EXERCISE BRIEF — Every line with the word "handle" in it should be extracted from the data that follows.

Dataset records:

** START **

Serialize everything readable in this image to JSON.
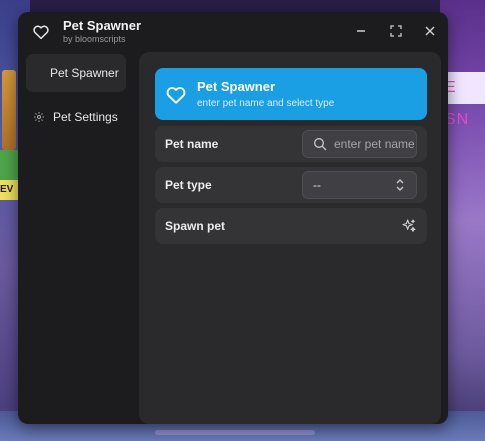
{
  "window": {
    "title": "Pet Spawner",
    "subtitle": "by bloomscripts",
    "icons": [
      "heart-icon",
      "minimize-icon",
      "maximize-icon",
      "close-icon"
    ]
  },
  "sidebar": {
    "items": [
      {
        "label": "Pet Spawner",
        "active": true
      },
      {
        "label": "Pet Settings",
        "icon": "gear-icon",
        "active": false
      }
    ]
  },
  "hero": {
    "title": "Pet Spawner",
    "subtitle": "enter pet name and select type",
    "icon": "heart-icon",
    "color": "#1b9fe4"
  },
  "rows": {
    "pet_name": {
      "label": "Pet name",
      "placeholder": "enter pet name",
      "value": ""
    },
    "pet_type": {
      "label": "Pet type",
      "value": "--"
    },
    "spawn": {
      "label": "Spawn pet",
      "icon": "sparkles-icon"
    }
  },
  "background": {
    "sign_text": "E SN",
    "ev_text": "EV"
  },
  "colors": {
    "window_bg": "#1c1c1e",
    "panel_bg": "#2a2a2c",
    "row_bg": "#343437",
    "accent": "#1b9fe4"
  }
}
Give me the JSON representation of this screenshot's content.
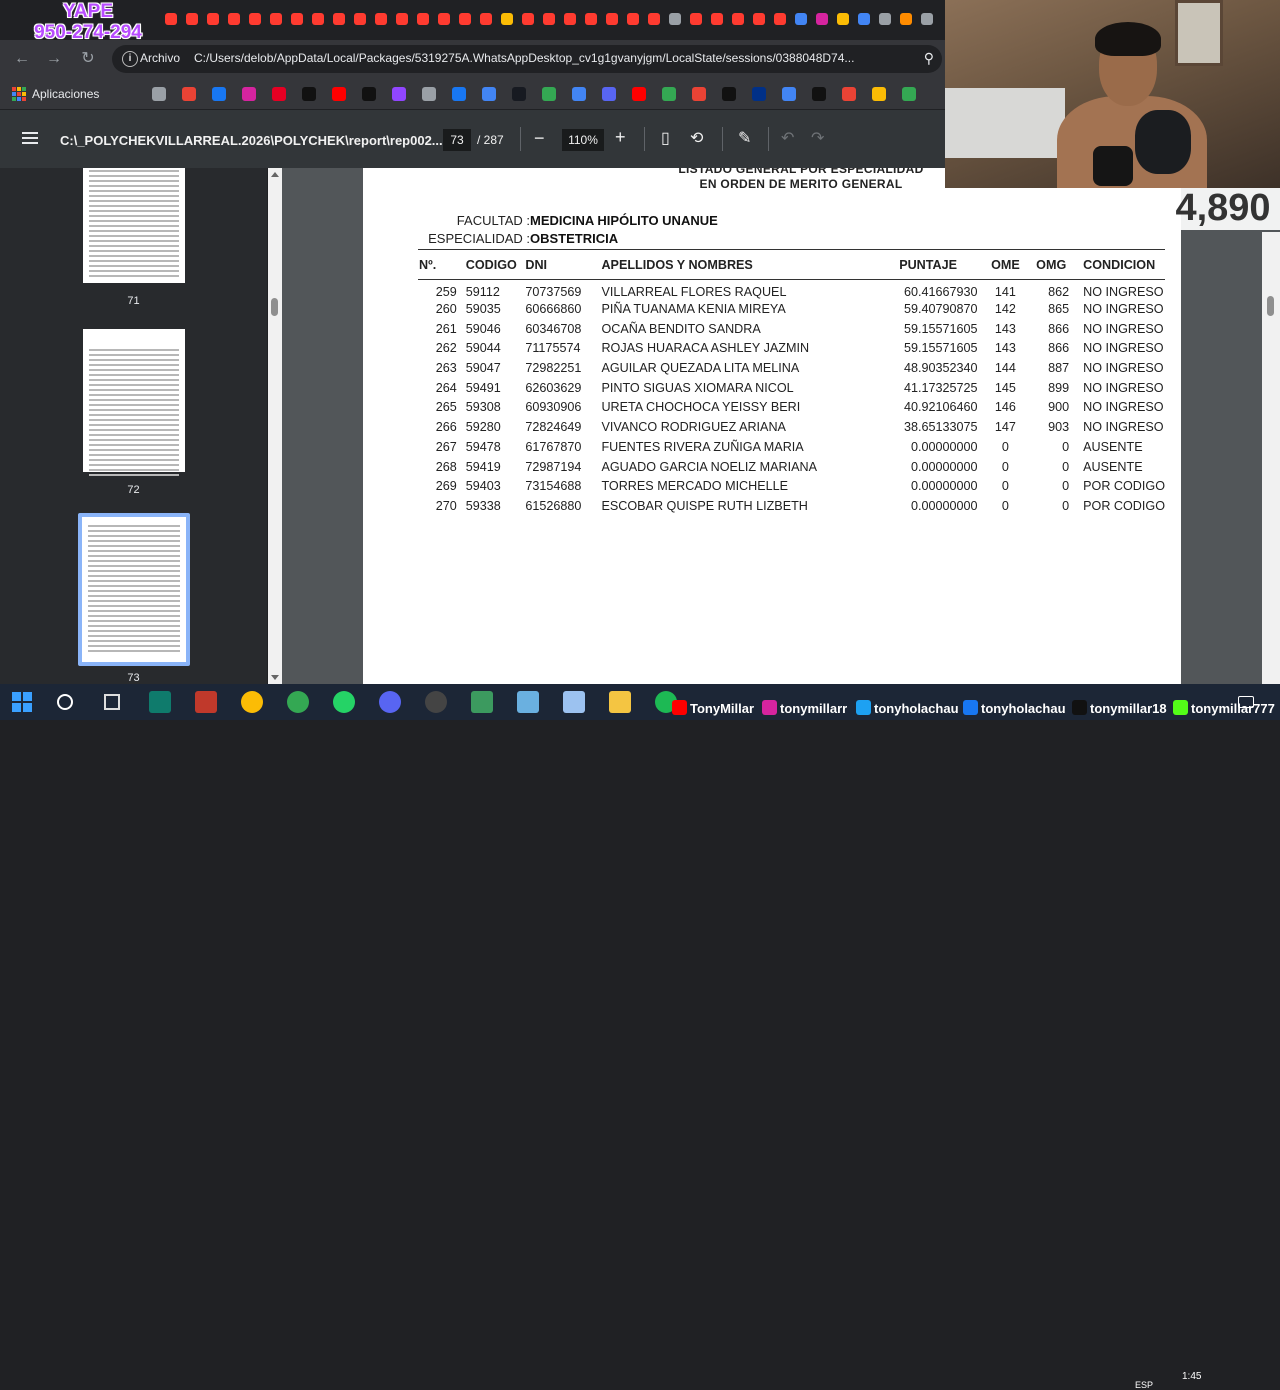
{
  "overlay": {
    "yape_label": "YAPE",
    "yape_number": "950-274-294",
    "viewer_count": "4,890"
  },
  "browser": {
    "scheme_label": "Archivo",
    "url": "C:/Users/delob/AppData/Local/Packages/5319275A.WhatsAppDesktop_cv1g1gvanyjgm/LocalState/sessions/0388048D74...",
    "bookmarks_label": "Aplicaciones"
  },
  "pdf_toolbar": {
    "title": "C:\\_POLYCHEKVILLARREAL.2026\\POLYCHEK\\report\\rep002....",
    "current_page": "73",
    "total_pages": "/ 287",
    "zoom": "110%"
  },
  "sidebar": {
    "labels": [
      "71",
      "72",
      "73"
    ]
  },
  "document": {
    "heading_line1": "LISTADO GENERAL POR ESPECIALIDAD",
    "heading_line2": "EN ORDEN DE MERITO GENERAL",
    "faculty_label": "FACULTAD :",
    "faculty_value": "MEDICINA HIPÓLITO UNANUE",
    "specialty_label": "ESPECIALIDAD :",
    "specialty_value": "OBSTETRICIA",
    "columns": [
      "Nº.",
      "CODIGO",
      "DNI",
      "APELLIDOS Y NOMBRES",
      "PUNTAJE",
      "OME",
      "OMG",
      "CONDICION"
    ],
    "rows": [
      [
        "259",
        "59112",
        "70737569",
        "VILLARREAL FLORES RAQUEL",
        "60.41667930",
        "141",
        "862",
        "NO INGRESO"
      ],
      [
        "260",
        "59035",
        "60666860",
        "PIÑA TUANAMA KENIA MIREYA",
        "59.40790870",
        "142",
        "865",
        "NO INGRESO"
      ],
      [
        "261",
        "59046",
        "60346708",
        "OCAÑA BENDITO SANDRA",
        "59.15571605",
        "143",
        "866",
        "NO INGRESO"
      ],
      [
        "262",
        "59044",
        "71175574",
        "ROJAS HUARACA ASHLEY JAZMIN",
        "59.15571605",
        "143",
        "866",
        "NO INGRESO"
      ],
      [
        "263",
        "59047",
        "72982251",
        "AGUILAR QUEZADA LITA MELINA",
        "48.90352340",
        "144",
        "887",
        "NO INGRESO"
      ],
      [
        "264",
        "59491",
        "62603629",
        "PINTO SIGUAS XIOMARA NICOL",
        "41.17325725",
        "145",
        "899",
        "NO INGRESO"
      ],
      [
        "265",
        "59308",
        "60930906",
        "URETA CHOCHOCA YEISSY BERI",
        "40.92106460",
        "146",
        "900",
        "NO INGRESO"
      ],
      [
        "266",
        "59280",
        "72824649",
        "VIVANCO RODRIGUEZ ARIANA",
        "38.65133075",
        "147",
        "903",
        "NO INGRESO"
      ],
      [
        "267",
        "59478",
        "61767870",
        "FUENTES RIVERA ZUÑIGA MARIA",
        "0.00000000",
        "0",
        "0",
        "AUSENTE"
      ],
      [
        "268",
        "59419",
        "72987194",
        "AGUADO GARCIA NOELIZ MARIANA",
        "0.00000000",
        "0",
        "0",
        "AUSENTE"
      ],
      [
        "269",
        "59403",
        "73154688",
        "TORRES MERCADO MICHELLE",
        "0.00000000",
        "0",
        "0",
        "POR CODIGO"
      ],
      [
        "270",
        "59338",
        "61526880",
        "ESCOBAR QUISPE RUTH LIZBETH",
        "0.00000000",
        "0",
        "0",
        "POR CODIGO"
      ]
    ]
  },
  "taskbar": {
    "social": [
      {
        "icon": "youtube-icon",
        "handle": "TonyMillar",
        "color": "#ff0000"
      },
      {
        "icon": "instagram-icon",
        "handle": "tonymillarr",
        "color": "#d6249f"
      },
      {
        "icon": "twitter-icon",
        "handle": "tonyholachau",
        "color": "#1da1f2"
      },
      {
        "icon": "facebook-icon",
        "handle": "tonyholachau",
        "color": "#1877f2"
      },
      {
        "icon": "tiktok-icon",
        "handle": "tonymillar18",
        "color": "#111111"
      },
      {
        "icon": "kick-icon",
        "handle": "tonymillar777",
        "color": "#53fc18"
      }
    ],
    "time": "1:45",
    "language": "ESP"
  }
}
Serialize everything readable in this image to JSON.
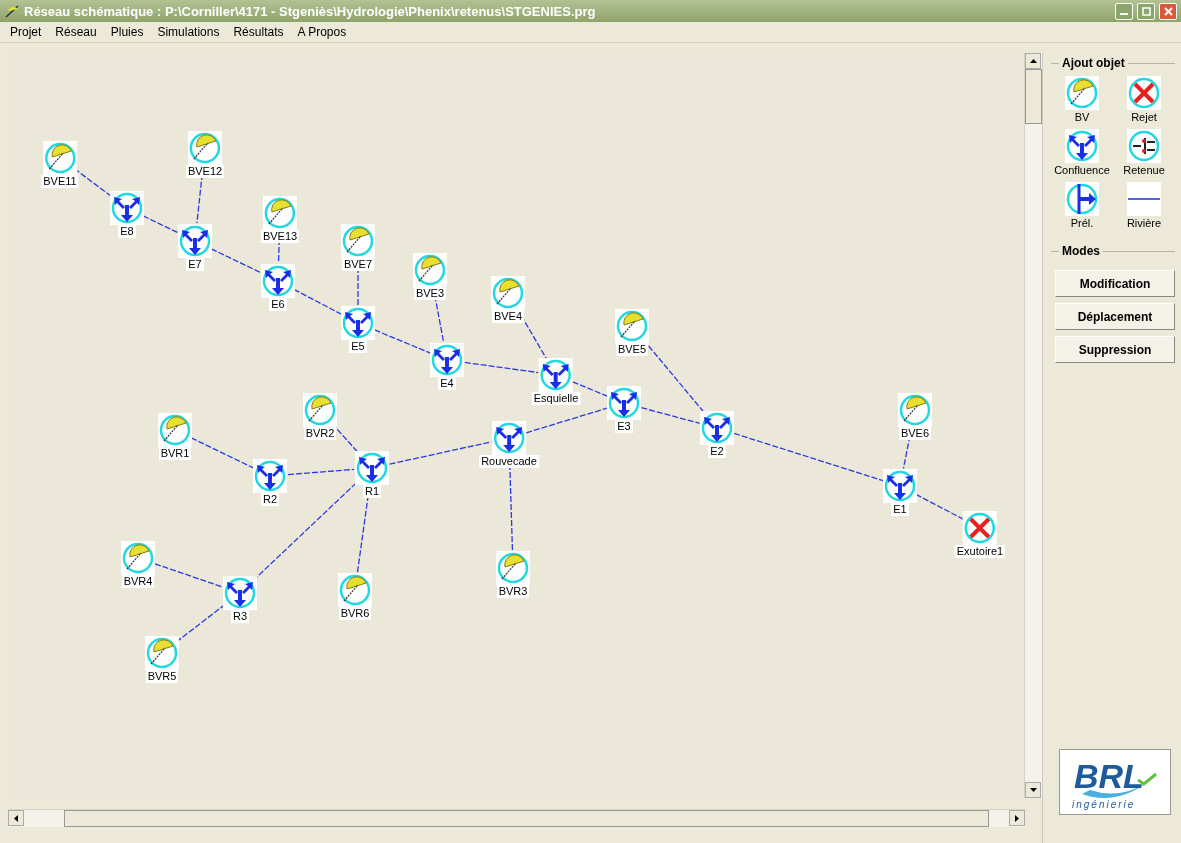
{
  "window": {
    "title": "Réseau schématique : P:\\Corniller\\4171 - Stgeniès\\Hydrologie\\Phenix\\retenus\\STGENIES.prg"
  },
  "menu": [
    "Projet",
    "Réseau",
    "Pluies",
    "Simulations",
    "Résultats",
    "A Propos"
  ],
  "network": {
    "nodes": [
      {
        "label": "BVE11",
        "kind": "bv"
      },
      {
        "label": "BVE12",
        "kind": "bv"
      },
      {
        "label": "E8",
        "kind": "confluence"
      },
      {
        "label": "E7",
        "kind": "confluence"
      },
      {
        "label": "BVE13",
        "kind": "bv"
      },
      {
        "label": "E6",
        "kind": "confluence"
      },
      {
        "label": "BVE7",
        "kind": "bv"
      },
      {
        "label": "E5",
        "kind": "confluence"
      },
      {
        "label": "BVE3",
        "kind": "bv"
      },
      {
        "label": "E4",
        "kind": "confluence"
      },
      {
        "label": "BVE4",
        "kind": "bv"
      },
      {
        "label": "Esquielle",
        "kind": "confluence"
      },
      {
        "label": "BVE5",
        "kind": "bv"
      },
      {
        "label": "E3",
        "kind": "confluence"
      },
      {
        "label": "E2",
        "kind": "confluence"
      },
      {
        "label": "BVR2",
        "kind": "bv"
      },
      {
        "label": "BVR1",
        "kind": "bv"
      },
      {
        "label": "Rouvecade",
        "kind": "confluence"
      },
      {
        "label": "R1",
        "kind": "confluence"
      },
      {
        "label": "R2",
        "kind": "confluence"
      },
      {
        "label": "BVE6",
        "kind": "bv"
      },
      {
        "label": "E1",
        "kind": "confluence"
      },
      {
        "label": "Exutoire1",
        "kind": "rejet"
      },
      {
        "label": "BVR4",
        "kind": "bv"
      },
      {
        "label": "BVR3",
        "kind": "bv"
      },
      {
        "label": "BVR6",
        "kind": "bv"
      },
      {
        "label": "R3",
        "kind": "confluence"
      },
      {
        "label": "BVR5",
        "kind": "bv"
      }
    ]
  },
  "panel": {
    "add_group": {
      "title": "Ajout objet",
      "items": [
        {
          "label": "BV",
          "kind": "bv"
        },
        {
          "label": "Rejet",
          "kind": "rejet"
        },
        {
          "label": "Confluence",
          "kind": "confluence"
        },
        {
          "label": "Retenue",
          "kind": "retenue"
        },
        {
          "label": "Prél.",
          "kind": "prelevement"
        },
        {
          "label": "Rivière",
          "kind": "riviere"
        }
      ]
    },
    "modes_group": {
      "title": "Modes",
      "buttons": [
        "Modification",
        "Déplacement",
        "Suppression"
      ]
    },
    "logo": {
      "name": "BRL",
      "tagline": "ingénierie"
    }
  }
}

** END **

RESULT OF THE TASK —
        "handle": "TonyMillar",
        "handle": "tonymillarr",
        "handle": "tonyholachau",
        "handle": "tonyholachau",
        "handle": "tonymillar18",
        "handle": "tonymillar777",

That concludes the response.